# What you will do
Starting at the line that contains "What does this", write out every line through the last one in the records below, word for word. Leave out any pictures.

# Data excerpts
· · · · · · ·

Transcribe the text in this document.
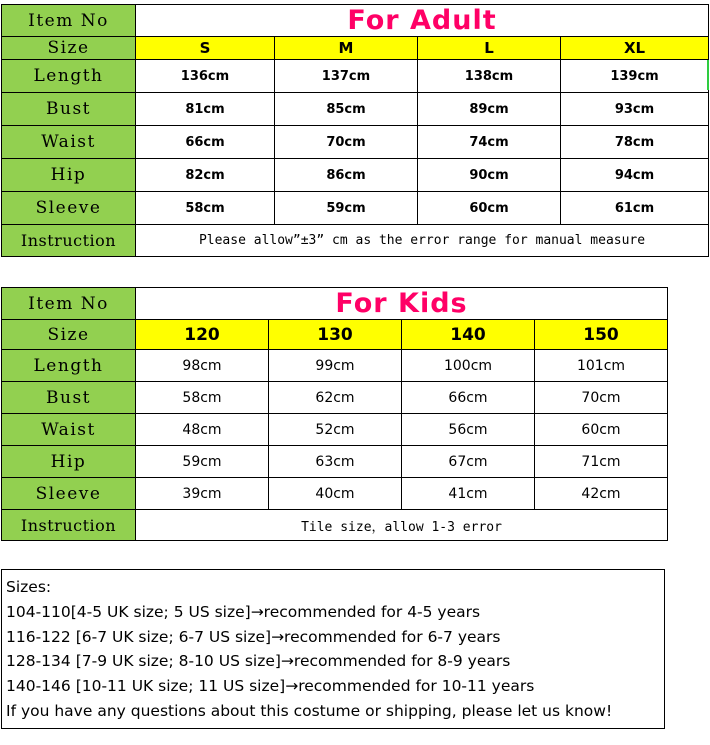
Item No	For Adult			
Size	S	M	L	XL
Length	136cm	137cm	138cm	139cm
Bust	81cm	85cm	89cm	93cm
Waist	66cm	70cm	74cm	78cm
Hip	82cm	86cm	90cm	94cm
Sleeve	58cm	59cm	60cm	61cm
Instruction	Please allow”±3” cm as the error range for manual measure			
Item No	For Kids			
Size	120	130	140	150
Length	98cm	99cm	100cm	101cm
Bust	58cm	62cm	66cm	70cm
Waist	48cm	52cm	56cm	60cm
Hip	59cm	63cm	67cm	71cm
Sleeve	39cm	40cm	41cm	42cm
Instruction	Tile size，allow 1-3 error			
Sizes:
104-110[4-5 UK size; 5 US size]→recommended for 4-5 years
116-122 [6-7 UK size; 6-7 US size]→recommended for 6-7 years
128-134 [7-9 UK size; 8-10 US size]→recommended for 8-9 years
140-146 [10-11 UK size; 11 US size]→recommended for 10-11 years
If you have any questions about this costume or shipping, please let us know!
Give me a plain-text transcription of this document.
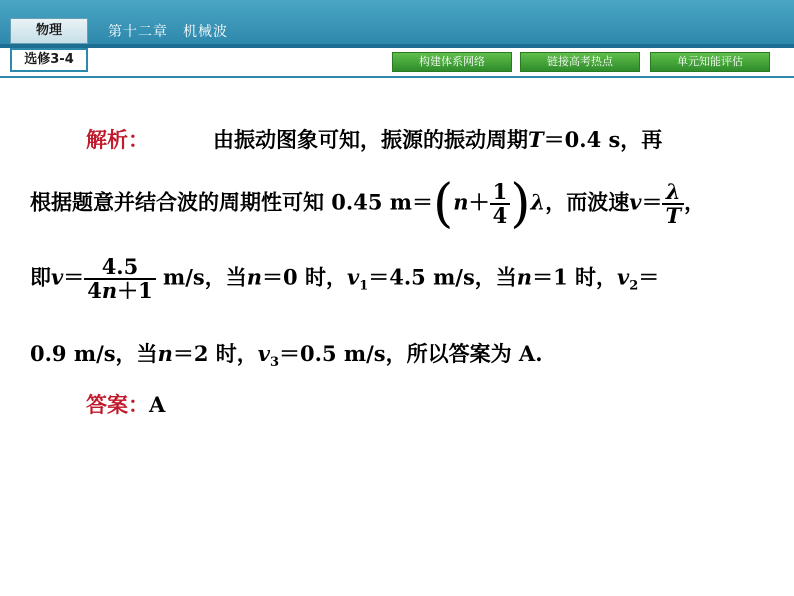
物理
选修3-4
第十二章　机械波
构建体系网络	链接高考热点	单元知能评估
解析：	由振动图象可知，振源的振动周期T＝0.4 s，再
根据题意并结合波的周期性可知 0.45 $m=(n+ \frac{1}{4} )\lambda$，而波速$v= \frac{\lambda}{T}$ ，
即$v= \frac{4.5}{4n+1} m/s$，当n＝0 时，$v_1=4.5$ m/s，当n＝1 时，$v_2=$
0.9 m/s，当n＝2 时，$v_3=0.5$ m/s，所以答案为 A.
答案：A
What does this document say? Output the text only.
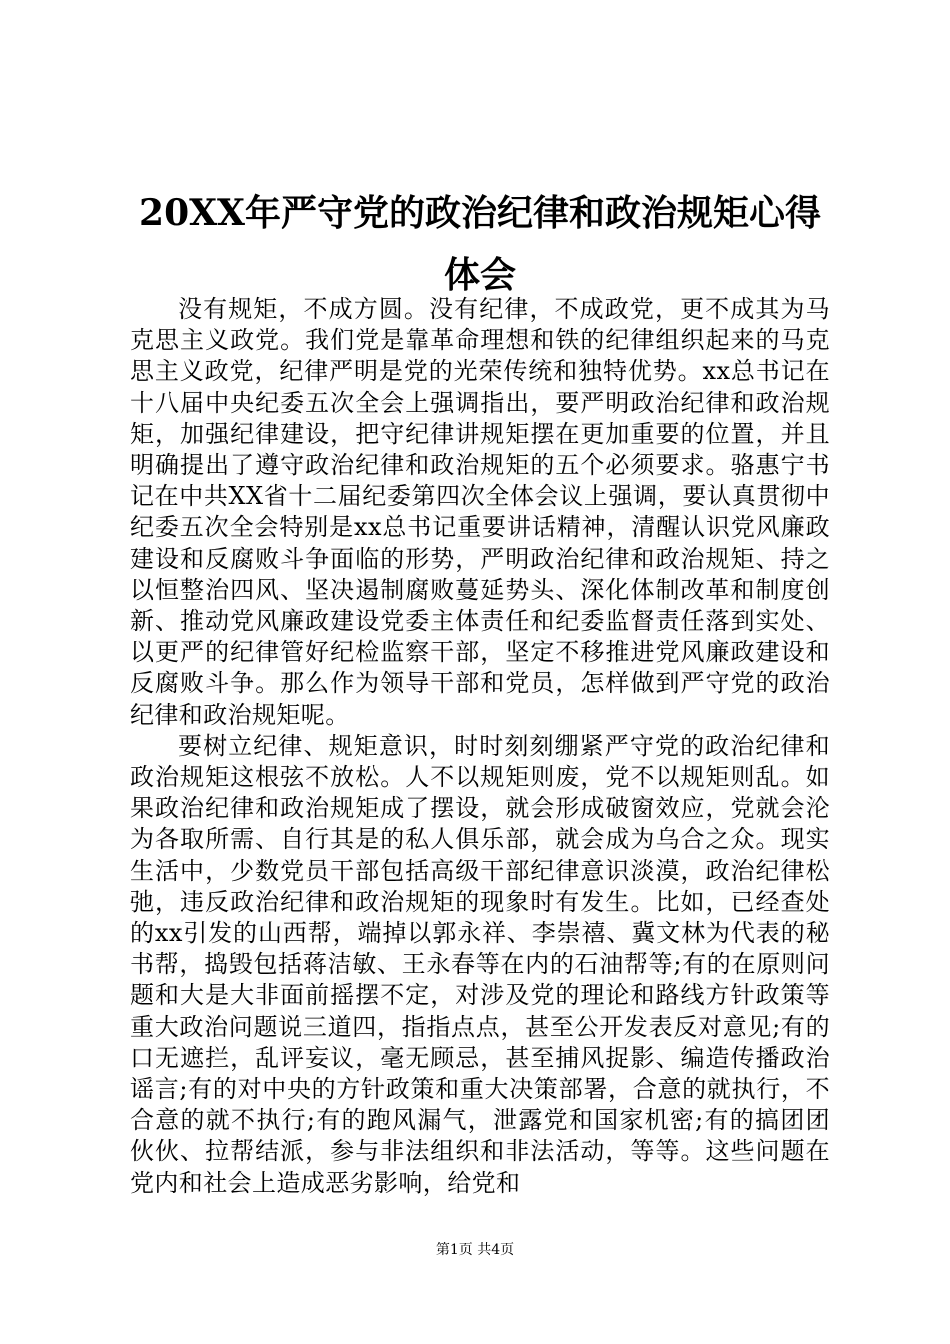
20XX年严守党的政治纪律和政治规矩心得体会

没有规矩，不成方圆。没有纪律，不成政党，更不成其为马克思主义政党。我们党是靠革命理想和铁的纪律组织起来的马克思主义政党，纪律严明是党的光荣传统和独特优势。xx总书记在十八届中央纪委五次全会上强调指出，要严明政治纪律和政治规矩，加强纪律建设，把守纪律讲规矩摆在更加重要的位置，并且明确提出了遵守政治纪律和政治规矩的五个必须要求。骆惠宁书记在中共XX省十二届纪委第四次全体会议上强调，要认真贯彻中纪委五次全会特别是xx总书记重要讲话精神，清醒认识党风廉政建设和反腐败斗争面临的形势，严明政治纪律和政治规矩、持之以恒整治四风、坚决遏制腐败蔓延势头、深化体制改革和制度创新、推动党风廉政建设党委主体责任和纪委监督责任落到实处、以更严的纪律管好纪检监察干部，坚定不移推进党风廉政建设和反腐败斗争。那么作为领导干部和党员，怎样做到严守党的政治纪律和政治规矩呢。

要树立纪律、规矩意识，时时刻刻绷紧严守党的政治纪律和政治规矩这根弦不放松。人不以规矩则废，党不以规矩则乱。如果政治纪律和政治规矩成了摆设，就会形成破窗效应，党就会沦为各取所需、自行其是的私人俱乐部，就会成为乌合之众。现实生活中，少数党员干部包括高级干部纪律意识淡漠，政治纪律松弛，违反政治纪律和政治规矩的现象时有发生。比如，已经查处的xx引发的山西帮，端掉以郭永祥、李崇禧、冀文林为代表的秘书帮，捣毁包括蒋洁敏、王永春等在内的石油帮等;有的在原则问题和大是大非面前摇摆不定，对涉及党的理论和路线方针政策等重大政治问题说三道四，指指点点，甚至公开发表反对意见;有的口无遮拦，乱评妄议，毫无顾忌，甚至捕风捉影、编造传播政治谣言;有的对中央的方针政策和重大决策部署，合意的就执行，不合意的就不执行;有的跑风漏气，泄露党和国家机密;有的搞团团伙伙、拉帮结派，参与非法组织和非法活动，等等。这些问题在党内和社会上造成恶劣影响，给党和

第1页 共4页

· · · · · · ·

# Final answer
What does this document say? Output the text only.
20XX年严守党的政治纪律和政治规矩心得体会

没有规矩，不成方圆。没有纪律，不成政党，更不成其为马克思主义政党。我们党是靠革命理想和铁的纪律组织起来的马克思主义政党，纪律严明是党的光荣传统和独特优势。xx总书记在十八届中央纪委五次全会上强调指出，要严明政治纪律和政治规矩，加强纪律建设，把守纪律讲规矩摆在更加重要的位置，并且明确提出了遵守政治纪律和政治规矩的五个必须要求。骆惠宁书记在中共XX省十二届纪委第四次全体会议上强调，要认真贯彻中纪委五次全会特别是xx总书记重要讲话精神，清醒认识党风廉政建设和反腐败斗争面临的形势，严明政治纪律和政治规矩、持之以恒整治四风、坚决遏制腐败蔓延势头、深化体制改革和制度创新、推动党风廉政建设党委主体责任和纪委监督责任落到实处、以更严的纪律管好纪检监察干部，坚定不移推进党风廉政建设和反腐败斗争。那么作为领导干部和党员，怎样做到严守党的政治纪律和政治规矩呢。

要树立纪律、规矩意识，时时刻刻绷紧严守党的政治纪律和政治规矩这根弦不放松。人不以规矩则废，党不以规矩则乱。如果政治纪律和政治规矩成了摆设，就会形成破窗效应，党就会沦为各取所需、自行其是的私人俱乐部，就会成为乌合之众。现实生活中，少数党员干部包括高级干部纪律意识淡漠，政治纪律松弛，违反政治纪律和政治规矩的现象时有发生。比如，已经查处的xx引发的山西帮，端掉以郭永祥、李崇禧、冀文林为代表的秘书帮，捣毁包括蒋洁敏、王永春等在内的石油帮等;有的在原则问题和大是大非面前摇摆不定，对涉及党的理论和路线方针政策等重大政治问题说三道四，指指点点，甚至公开发表反对意见;有的口无遮拦，乱评妄议，毫无顾忌，甚至捕风捉影、编造传播政治谣言;有的对中央的方针政策和重大决策部署，合意的就执行，不合意的就不执行;有的跑风漏气，泄露党和国家机密;有的搞团团伙伙、拉帮结派，参与非法组织和非法活动，等等。这些问题在党内和社会上造成恶劣影响，给党和

第1页 共4页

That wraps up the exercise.